---------- TEXT FOR ANALYSIS
# Librax



## cowbells (Jun 27, 2007)

Hi,i hadn't posted for a while...along with IBS (just diagnosed!) I suffer from rheumatoid arthritis and it has been causing flares so bad! So, I haven't been online much....Anyway,my Dr. just put me on Librax, and I was wondering if any of you take this medication and if so when is the best time to take it...I read how it can make you real sleepy. Please tell me about your experience with it and how you take it......thanks so much!Delena


----------



## sco0187 (May 4, 2007)

Hey Delena, I took Librax for awhile for IBS and I really did not like it. It made me feel like a zombie because it always made me so tired. I had to take it with every meal so taking it in the morning after getting up was not a good thing because it made me just want to go to bed again, so it was hard to get up and go to school and work. It is supposed to work pretty fast and after talking with my G.I. doctor after being on it for two weeks, he decided it was not working for me and he thought maybe I had malobsorption, but that turned out to be false, but he never put me back on it. Maybe the medicine will work better for you, but it is really hard to deal with the drowsiness. Well good luck.Sean.


----------



## LeeMNAZ (Aug 8, 2007)

cowbells said:


> my Dr. just put me on Librax, and I was wondering if any of you take this medication and if so when is the best time to take it...I read how it can make you real sleepy. Please tell me about your experience with it and how you take it......thanks so much!Delena


Here's what a search says about Librax:What is Librax?Librax is comprised of two different forms of medication--chlordiazepoxide and clidinium. Chlordiazepoxide is in a class of drugs call benzodiazepines, which are often prescribed for anxiety and tension. Clidiniuman is an anticholinergic. It prevents spasms in the muscles of the gut and bladder by relaxing them, and reduces the production of stomach acid.How is Librax taken?Librax comes in the forms of capsule, tablet, and oral liquid. It is usually taken four times per day. For best results, Librax should be taken 30 minutes to 1 hour before eating a meal. Librax should not be taken at the same time as an antacid. Antacids can reduce the effectiveness of librax. Why is Librax prescribed?Librax may be prescribed for irritable bowel syndrome (IBS), stomach ulcers (infrequently), diverticulosis or an infection in the digestive tract.Who should not take Librax?Tell your doctor if you have ever had any of the following conditions: Asthma or chronic lung disease Any psychiatric disease Depression Enlargement of the prostate (BPH) Hiatal hernia or reflux disease High blood pressure (hypertension) Intestinal blockage Irregular heartbeat, or any type of heart disease Kidney disease Liver disease Myasthenia gravis Narrow-angle glaucoma Thyroid disease Toxic megacolon Ulcerative colitis Urinary retention or bladder neck obstructionWhat are the side effects?Librax can be psychologically and physically habit forming. Talk to your doctor if you have a history of alcohol or drug addiction. Do not take more librax than prescribed.Serious side effects of librax include mental changes such as confusion or hallucinations and difficulty in urination.Other side effects can include drowsiness, dizziness, constipation, nausea, blurred vision and dry mouth. See the librax side effects page for a complete list.I'm just guessing but I suspect that he gave you a *Rx* because it has constipation as a side effect. Have you read the posts about calcium?
--------------------
---------- INPUT DATA
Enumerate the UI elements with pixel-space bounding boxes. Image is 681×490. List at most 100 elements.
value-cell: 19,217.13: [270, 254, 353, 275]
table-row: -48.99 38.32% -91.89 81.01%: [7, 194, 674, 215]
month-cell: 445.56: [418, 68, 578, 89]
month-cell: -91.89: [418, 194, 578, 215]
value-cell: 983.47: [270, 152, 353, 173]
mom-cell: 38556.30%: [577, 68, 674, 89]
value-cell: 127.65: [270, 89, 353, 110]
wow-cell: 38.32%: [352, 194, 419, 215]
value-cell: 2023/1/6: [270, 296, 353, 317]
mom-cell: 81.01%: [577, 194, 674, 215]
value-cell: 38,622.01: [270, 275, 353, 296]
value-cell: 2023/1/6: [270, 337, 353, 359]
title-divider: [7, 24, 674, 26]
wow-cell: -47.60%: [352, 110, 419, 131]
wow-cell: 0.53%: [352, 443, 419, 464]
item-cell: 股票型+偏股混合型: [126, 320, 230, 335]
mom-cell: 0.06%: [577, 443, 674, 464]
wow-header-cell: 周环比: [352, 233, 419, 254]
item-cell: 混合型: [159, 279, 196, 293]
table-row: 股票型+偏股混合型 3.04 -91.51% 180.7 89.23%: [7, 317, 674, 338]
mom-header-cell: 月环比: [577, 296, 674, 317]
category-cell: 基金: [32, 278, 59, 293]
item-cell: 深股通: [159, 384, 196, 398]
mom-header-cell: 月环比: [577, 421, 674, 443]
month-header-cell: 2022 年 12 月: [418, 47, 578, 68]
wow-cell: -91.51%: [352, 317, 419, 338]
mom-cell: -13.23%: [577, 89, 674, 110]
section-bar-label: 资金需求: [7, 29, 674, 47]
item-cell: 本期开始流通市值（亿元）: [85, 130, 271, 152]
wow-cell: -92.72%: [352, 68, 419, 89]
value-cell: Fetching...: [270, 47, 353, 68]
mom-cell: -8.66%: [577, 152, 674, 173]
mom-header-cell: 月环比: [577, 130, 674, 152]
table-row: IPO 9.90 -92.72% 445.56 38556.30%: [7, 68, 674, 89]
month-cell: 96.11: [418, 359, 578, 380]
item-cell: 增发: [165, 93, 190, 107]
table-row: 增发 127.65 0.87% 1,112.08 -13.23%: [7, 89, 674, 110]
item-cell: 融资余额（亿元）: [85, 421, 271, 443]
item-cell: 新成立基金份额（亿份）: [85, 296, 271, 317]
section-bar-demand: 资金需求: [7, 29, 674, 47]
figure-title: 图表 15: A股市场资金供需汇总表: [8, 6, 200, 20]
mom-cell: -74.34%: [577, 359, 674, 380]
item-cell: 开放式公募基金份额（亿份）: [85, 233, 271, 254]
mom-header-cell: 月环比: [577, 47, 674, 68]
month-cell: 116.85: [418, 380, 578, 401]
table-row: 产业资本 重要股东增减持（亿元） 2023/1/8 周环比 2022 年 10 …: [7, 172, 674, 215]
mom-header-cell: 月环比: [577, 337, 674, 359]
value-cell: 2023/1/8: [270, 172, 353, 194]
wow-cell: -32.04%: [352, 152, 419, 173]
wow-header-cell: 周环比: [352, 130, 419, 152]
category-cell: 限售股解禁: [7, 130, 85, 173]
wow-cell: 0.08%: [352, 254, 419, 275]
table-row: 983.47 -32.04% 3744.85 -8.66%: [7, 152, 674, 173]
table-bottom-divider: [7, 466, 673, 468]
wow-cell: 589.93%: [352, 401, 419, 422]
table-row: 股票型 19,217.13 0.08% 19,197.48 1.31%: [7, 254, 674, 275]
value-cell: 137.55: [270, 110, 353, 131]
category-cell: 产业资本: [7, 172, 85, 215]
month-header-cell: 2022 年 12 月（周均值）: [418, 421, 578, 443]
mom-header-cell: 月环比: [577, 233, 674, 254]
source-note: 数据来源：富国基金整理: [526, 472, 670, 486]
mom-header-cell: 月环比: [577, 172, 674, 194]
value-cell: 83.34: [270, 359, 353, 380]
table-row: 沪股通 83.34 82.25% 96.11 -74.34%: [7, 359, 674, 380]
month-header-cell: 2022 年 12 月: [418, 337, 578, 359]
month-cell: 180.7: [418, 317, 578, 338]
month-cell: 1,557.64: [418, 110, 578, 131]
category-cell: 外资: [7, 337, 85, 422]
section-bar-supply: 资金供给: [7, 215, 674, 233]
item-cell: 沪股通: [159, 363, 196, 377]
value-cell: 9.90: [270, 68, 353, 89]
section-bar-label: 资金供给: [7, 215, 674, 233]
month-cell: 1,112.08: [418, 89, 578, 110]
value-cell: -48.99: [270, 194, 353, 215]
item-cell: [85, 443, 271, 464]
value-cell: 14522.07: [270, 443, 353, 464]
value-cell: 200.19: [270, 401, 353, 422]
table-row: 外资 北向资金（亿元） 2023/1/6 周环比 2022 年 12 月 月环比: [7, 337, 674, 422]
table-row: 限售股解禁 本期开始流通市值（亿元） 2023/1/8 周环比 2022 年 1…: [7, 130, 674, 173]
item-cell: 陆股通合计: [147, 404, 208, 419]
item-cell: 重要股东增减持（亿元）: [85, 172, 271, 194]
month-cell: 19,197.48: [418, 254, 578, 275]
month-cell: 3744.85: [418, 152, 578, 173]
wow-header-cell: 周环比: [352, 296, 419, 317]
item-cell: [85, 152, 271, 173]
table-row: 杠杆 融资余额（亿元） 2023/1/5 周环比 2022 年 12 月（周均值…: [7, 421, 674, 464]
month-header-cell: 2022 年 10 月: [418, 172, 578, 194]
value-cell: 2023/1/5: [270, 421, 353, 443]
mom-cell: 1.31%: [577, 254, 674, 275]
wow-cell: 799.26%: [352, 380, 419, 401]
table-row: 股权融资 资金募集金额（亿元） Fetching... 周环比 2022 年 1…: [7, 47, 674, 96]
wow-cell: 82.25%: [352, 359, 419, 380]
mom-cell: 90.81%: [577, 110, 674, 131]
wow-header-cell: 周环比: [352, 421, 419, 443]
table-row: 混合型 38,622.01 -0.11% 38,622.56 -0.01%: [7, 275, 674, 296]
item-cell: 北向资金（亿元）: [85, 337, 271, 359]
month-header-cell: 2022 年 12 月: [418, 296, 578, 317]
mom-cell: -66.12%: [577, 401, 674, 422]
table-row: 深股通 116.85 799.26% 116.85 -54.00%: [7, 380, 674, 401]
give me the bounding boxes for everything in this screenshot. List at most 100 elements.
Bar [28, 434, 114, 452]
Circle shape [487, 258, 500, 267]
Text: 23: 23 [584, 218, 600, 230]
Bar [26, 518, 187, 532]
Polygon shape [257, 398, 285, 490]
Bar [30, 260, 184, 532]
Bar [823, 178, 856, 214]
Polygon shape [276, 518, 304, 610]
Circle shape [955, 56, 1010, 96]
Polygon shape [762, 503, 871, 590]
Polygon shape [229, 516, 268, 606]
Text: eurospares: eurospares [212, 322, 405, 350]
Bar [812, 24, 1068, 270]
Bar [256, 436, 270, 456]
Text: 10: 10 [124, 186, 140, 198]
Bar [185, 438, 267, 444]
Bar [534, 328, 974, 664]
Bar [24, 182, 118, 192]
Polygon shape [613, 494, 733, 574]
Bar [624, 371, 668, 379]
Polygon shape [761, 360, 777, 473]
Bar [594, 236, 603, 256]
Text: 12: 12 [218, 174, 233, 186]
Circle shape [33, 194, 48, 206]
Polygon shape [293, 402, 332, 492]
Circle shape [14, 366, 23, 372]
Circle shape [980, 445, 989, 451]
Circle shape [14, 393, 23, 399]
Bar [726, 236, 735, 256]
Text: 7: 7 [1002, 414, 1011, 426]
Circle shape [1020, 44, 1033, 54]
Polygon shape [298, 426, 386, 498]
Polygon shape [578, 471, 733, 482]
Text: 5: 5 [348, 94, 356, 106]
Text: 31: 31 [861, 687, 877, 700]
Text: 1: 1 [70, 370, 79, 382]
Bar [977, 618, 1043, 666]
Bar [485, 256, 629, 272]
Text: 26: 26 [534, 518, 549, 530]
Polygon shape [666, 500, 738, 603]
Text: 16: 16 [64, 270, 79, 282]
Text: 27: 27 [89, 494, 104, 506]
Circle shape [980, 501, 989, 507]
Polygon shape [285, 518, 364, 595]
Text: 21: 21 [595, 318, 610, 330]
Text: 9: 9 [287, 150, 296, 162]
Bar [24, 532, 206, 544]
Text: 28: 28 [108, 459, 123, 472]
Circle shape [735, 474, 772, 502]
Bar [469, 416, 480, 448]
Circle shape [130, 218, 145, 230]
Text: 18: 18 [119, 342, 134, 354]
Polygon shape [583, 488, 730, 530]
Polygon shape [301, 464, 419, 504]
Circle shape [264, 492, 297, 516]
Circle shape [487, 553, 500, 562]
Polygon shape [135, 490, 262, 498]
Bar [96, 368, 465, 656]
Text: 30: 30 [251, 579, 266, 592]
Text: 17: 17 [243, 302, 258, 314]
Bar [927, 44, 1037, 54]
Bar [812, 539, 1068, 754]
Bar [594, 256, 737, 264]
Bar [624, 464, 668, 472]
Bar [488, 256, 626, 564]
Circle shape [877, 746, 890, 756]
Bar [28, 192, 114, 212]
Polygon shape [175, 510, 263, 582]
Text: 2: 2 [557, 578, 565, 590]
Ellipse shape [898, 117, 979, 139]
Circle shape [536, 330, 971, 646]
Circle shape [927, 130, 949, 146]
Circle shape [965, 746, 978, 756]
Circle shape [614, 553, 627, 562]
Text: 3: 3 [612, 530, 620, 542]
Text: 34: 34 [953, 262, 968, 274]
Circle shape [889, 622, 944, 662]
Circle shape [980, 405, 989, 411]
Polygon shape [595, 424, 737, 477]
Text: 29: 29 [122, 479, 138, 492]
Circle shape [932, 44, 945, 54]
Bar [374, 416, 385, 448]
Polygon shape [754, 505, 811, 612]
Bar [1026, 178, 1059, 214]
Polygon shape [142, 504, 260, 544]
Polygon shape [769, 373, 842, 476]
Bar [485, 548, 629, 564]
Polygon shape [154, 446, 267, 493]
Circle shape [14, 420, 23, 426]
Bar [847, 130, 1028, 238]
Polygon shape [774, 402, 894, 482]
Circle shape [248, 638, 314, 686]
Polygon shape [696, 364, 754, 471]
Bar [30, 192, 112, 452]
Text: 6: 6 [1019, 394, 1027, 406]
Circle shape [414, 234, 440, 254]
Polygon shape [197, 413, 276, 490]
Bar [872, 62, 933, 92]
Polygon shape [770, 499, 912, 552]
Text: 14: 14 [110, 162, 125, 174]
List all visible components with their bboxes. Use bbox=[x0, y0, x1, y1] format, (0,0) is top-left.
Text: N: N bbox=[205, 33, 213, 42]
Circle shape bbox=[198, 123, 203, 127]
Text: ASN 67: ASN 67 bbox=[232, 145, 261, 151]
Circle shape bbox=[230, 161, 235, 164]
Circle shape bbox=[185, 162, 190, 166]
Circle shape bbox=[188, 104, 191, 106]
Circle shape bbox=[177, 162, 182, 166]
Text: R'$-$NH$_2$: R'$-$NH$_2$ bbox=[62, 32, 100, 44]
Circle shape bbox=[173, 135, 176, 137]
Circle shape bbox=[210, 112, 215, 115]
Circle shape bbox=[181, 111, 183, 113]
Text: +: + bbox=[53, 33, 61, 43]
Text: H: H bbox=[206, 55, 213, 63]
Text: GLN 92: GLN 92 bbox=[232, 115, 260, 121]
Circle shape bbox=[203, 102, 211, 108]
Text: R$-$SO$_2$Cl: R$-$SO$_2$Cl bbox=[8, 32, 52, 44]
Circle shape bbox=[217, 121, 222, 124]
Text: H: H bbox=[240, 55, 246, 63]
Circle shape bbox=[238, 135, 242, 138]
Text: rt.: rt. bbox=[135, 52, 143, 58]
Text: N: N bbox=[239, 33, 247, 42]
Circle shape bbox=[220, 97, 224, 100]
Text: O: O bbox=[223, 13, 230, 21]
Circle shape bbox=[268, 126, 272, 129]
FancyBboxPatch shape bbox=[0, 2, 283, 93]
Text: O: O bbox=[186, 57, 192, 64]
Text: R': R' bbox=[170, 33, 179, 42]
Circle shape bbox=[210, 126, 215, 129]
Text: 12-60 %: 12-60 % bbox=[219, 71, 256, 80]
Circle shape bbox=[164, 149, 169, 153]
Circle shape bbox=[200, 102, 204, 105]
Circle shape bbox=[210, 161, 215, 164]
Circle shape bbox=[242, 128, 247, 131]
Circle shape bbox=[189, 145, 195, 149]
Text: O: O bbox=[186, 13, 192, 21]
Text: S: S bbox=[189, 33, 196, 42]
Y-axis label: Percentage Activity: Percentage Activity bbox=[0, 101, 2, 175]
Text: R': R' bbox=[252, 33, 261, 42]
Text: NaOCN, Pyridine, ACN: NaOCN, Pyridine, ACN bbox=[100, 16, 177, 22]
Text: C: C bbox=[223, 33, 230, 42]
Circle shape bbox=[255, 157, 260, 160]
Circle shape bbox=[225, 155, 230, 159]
--------------------
* [REQUIRED ACTION 1] According to the Librax thread, how long before eating a meal should Librax be taken for best results?
* [REQUIRED ACTION 2] Copy the Librax thread starting with "Hi,i hadn't posted" and going on through "(May 4, 2007)", and switch "rheumatoid arthritis" to "osteoarthritis".
None of the material is needed here.

* [EXERCISE RESPONSE 1] 30 minutes to 1 hour before eating a meal.

* [EXERCISE RESPONSE 2]
Hi,i hadn't posted for a while...along with IBS (just diagnosed!) I suffer from osteoarthritis and it has been causing flares so bad! So, I haven't been online much....Anyway,my Dr. just put me on Librax, and I was wondering if any of you take this medication and if so when is the best time to take it...I read how it can make you real sleepy. Please tell me about your experience with it and how you take it......thanks so much!Delena


----------



## sco0187 (May 4, 2007)